Written request =
Copy out exactly the lines from the one containing "Convert this document image to plain text." to the last line of the records below, both included, and leave out any pictures.

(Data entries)
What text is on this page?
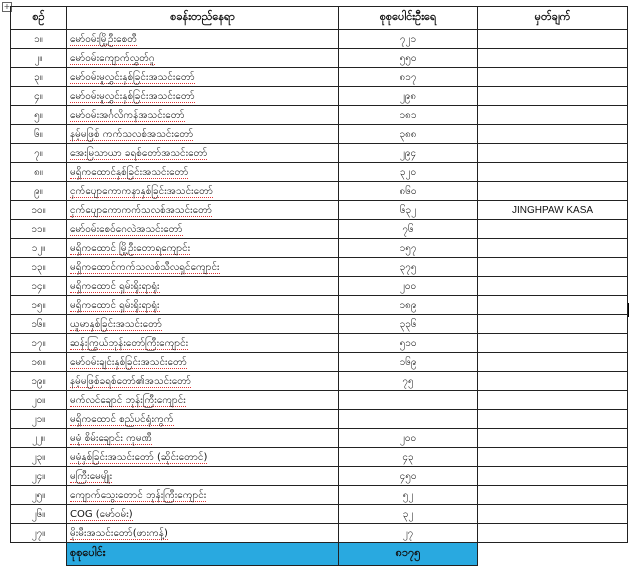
+
စဉ်	စခန်းတည်နေရာ	စုစုပေါင်းဦးရေ	မှတ်ချက်
၁။	မော်ဝမ်းမြို့ဦးစေတီ	၇၂၁	
၂။	မော်ဝမ်းကျောက်လွှတ်ဂူ	၅၅၀	
၃။	မော်ဝမ်းမူလွှင်းနှစ်ခြင်းအသင်းတော်	၈၁၇	
၄။	မော်ဝမ်းမူလွှင်းနှစ်ခြင်းအသင်းတော်	၂၉၈	
၅။	မော်ဝမ်းအင်္ဂလိကန်အသင်းတော်	၁၈၁	
၆။	နမ့်မဖြစ် ကက်သလစ်အသင်းတော်	၃၈၈	
၇။	အေးမြသာယာ ခရစ်တော်အသင်းတော်	၂၉၄	
၈။	မရှိကထောင်နှစ်ခြင်းအသင်းတော်	၃၂၀	
၉။	ငှက်ပျောကောကနာနှစ်ခြင်းအသင်းတော်	၈၆၀	
၁၀။	ငှက်ပျောကောကက်သလစ်အသင်းတော်	၆၃၂	JINGHPAW KASA
၁၁။	မော်ဝမ်းစေဝ်ဂေလဲအသင်းတော်	၇၆	
၁၂။	မရှိကထောင် မြို့ဦးတောရကျောင်း	၁၅၇	
၁၃။	မရှိကထောင်ကက်သလစ်သီလရှင်ကျောင်း	၃၇၅	
၁၄။	မရှိကထောင် ရှမ်းရိုးရာရုံး	၂၀၀	
၁၅။	မရှိကထောင် ရှမ်းရိုးရာရုံး	၁၈၉	
၁၆။	ယူမာနှစ်ခြင်းအသင်းတော်	၃၃၆	
၁၇။	ဆန်းကြွယ်ဘုန်းတော်ကြီးကျောင်း	၅၁၀	
၁၈။	မော်ဝမ်းချင်းနှစ်ခြင်းအသင်းတော်	၁၆၉	
၁၉။	နမ့်မဖြစ်ခရစ်တော်၏အသင်းတော်	၇၅	
၂၀။	မက်လင်ချောင် ဘုန်းကြီးကျောင်း		
၂၁။	မရှိကထောင် စည်ပင်ရုံးကွက်		
၂၂။	မမုံ စိမ်းချောင်း ကုမဏီ	၂၀၀	
၂၃။	မမုံနှစ်ခြင်းအသင်းတော် (ဆိုင်းတောင်)	၄၃	
၂၄။	မကြီးမေမျိုး	၄၅၀	
၂၅။	ကျောက်သွေးတောင် ဘုန်းကြီးကျောင်း	၅၂	
၂၆။	COG (မော်ဝမ်း)	၃၂	
၂၇။	မိုးမီးအသင်းတော်(ဖားကန့်)	၂၇	
	စုစုပေါင်း	၈၁၇၅	
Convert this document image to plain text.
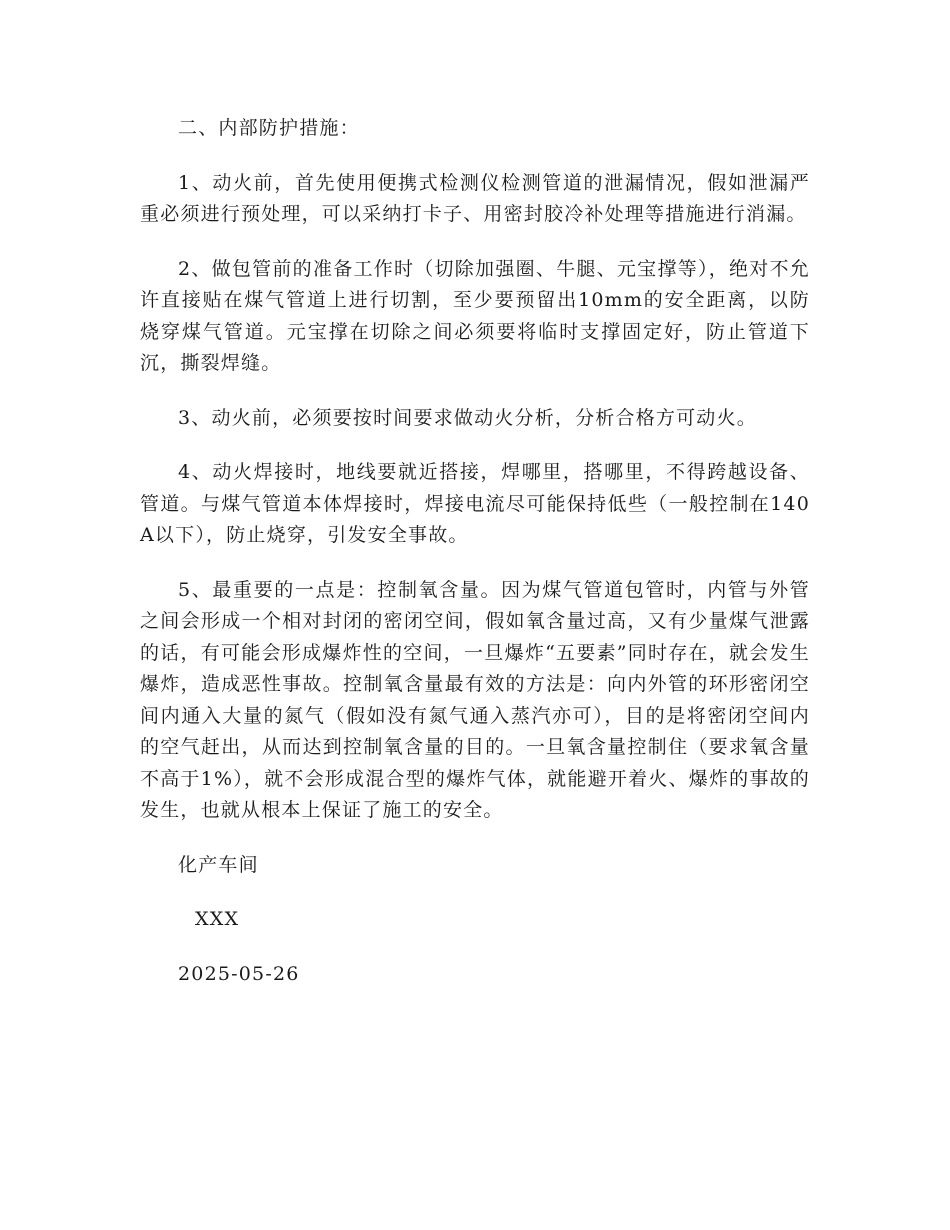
二、内部防护措施：

1、动火前，首先使用便携式检测仪检测管道的泄漏情况，假如泄漏严重必须进行预处理，可以采纳打卡子、用密封胶冷补处理等措施进行消漏。

2、做包管前的准备工作时（切除加强圈、牛腿、元宝撑等），绝对不允许直接贴在煤气管道上进行切割，至少要预留出10mm的安全距离，以防烧穿煤气管道。元宝撑在切除之间必须要将临时支撑固定好，防止管道下沉，撕裂焊缝。

3、动火前，必须要按时间要求做动火分析，分析合格方可动火。

4、动火焊接时，地线要就近搭接，焊哪里，搭哪里，不得跨越设备、管道。与煤气管道本体焊接时，焊接电流尽可能保持低些（一般控制在140A以下），防止烧穿，引发安全事故。

5、最重要的一点是：控制氧含量。因为煤气管道包管时，内管与外管之间会形成一个相对封闭的密闭空间，假如氧含量过高，又有少量煤气泄露的话，有可能会形成爆炸性的空间，一旦爆炸“五要素”同时存在，就会发生爆炸，造成恶性事故。控制氧含量最有效的方法是：向内外管的环形密闭空间内通入大量的氮气（假如没有氮气通入蒸汽亦可），目的是将密闭空间内的空气赶出，从而达到控制氧含量的目的。一旦氧含量控制住（要求氧含量不高于1%），就不会形成混合型的爆炸气体，就能避开着火、爆炸的事故的发生，也就从根本上保证了施工的安全。

化产车间

XXX

2025-05-26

Response to the exercise =
Convert this document image to plain text.
二、内部防护措施：

1、动火前，首先使用便携式检测仪检测管道的泄漏情况，假如泄漏严重必须进行预处理，可以采纳打卡子、用密封胶冷补处理等措施进行消漏。

2、做包管前的准备工作时（切除加强圈、牛腿、元宝撑等），绝对不允许直接贴在煤气管道上进行切割，至少要预留出10mm的安全距离，以防烧穿煤气管道。元宝撑在切除之间必须要将临时支撑固定好，防止管道下沉，撕裂焊缝。

3、动火前，必须要按时间要求做动火分析，分析合格方可动火。

4、动火焊接时，地线要就近搭接，焊哪里，搭哪里，不得跨越设备、管道。与煤气管道本体焊接时，焊接电流尽可能保持低些（一般控制在140A以下），防止烧穿，引发安全事故。

5、最重要的一点是：控制氧含量。因为煤气管道包管时，内管与外管之间会形成一个相对封闭的密闭空间，假如氧含量过高，又有少量煤气泄露的话，有可能会形成爆炸性的空间，一旦爆炸“五要素”同时存在，就会发生爆炸，造成恶性事故。控制氧含量最有效的方法是：向内外管的环形密闭空间内通入大量的氮气（假如没有氮气通入蒸汽亦可），目的是将密闭空间内的空气赶出，从而达到控制氧含量的目的。一旦氧含量控制住（要求氧含量不高于1%），就不会形成混合型的爆炸气体，就能避开着火、爆炸的事故的发生，也就从根本上保证了施工的安全。

化产车间

XXX

2025-05-26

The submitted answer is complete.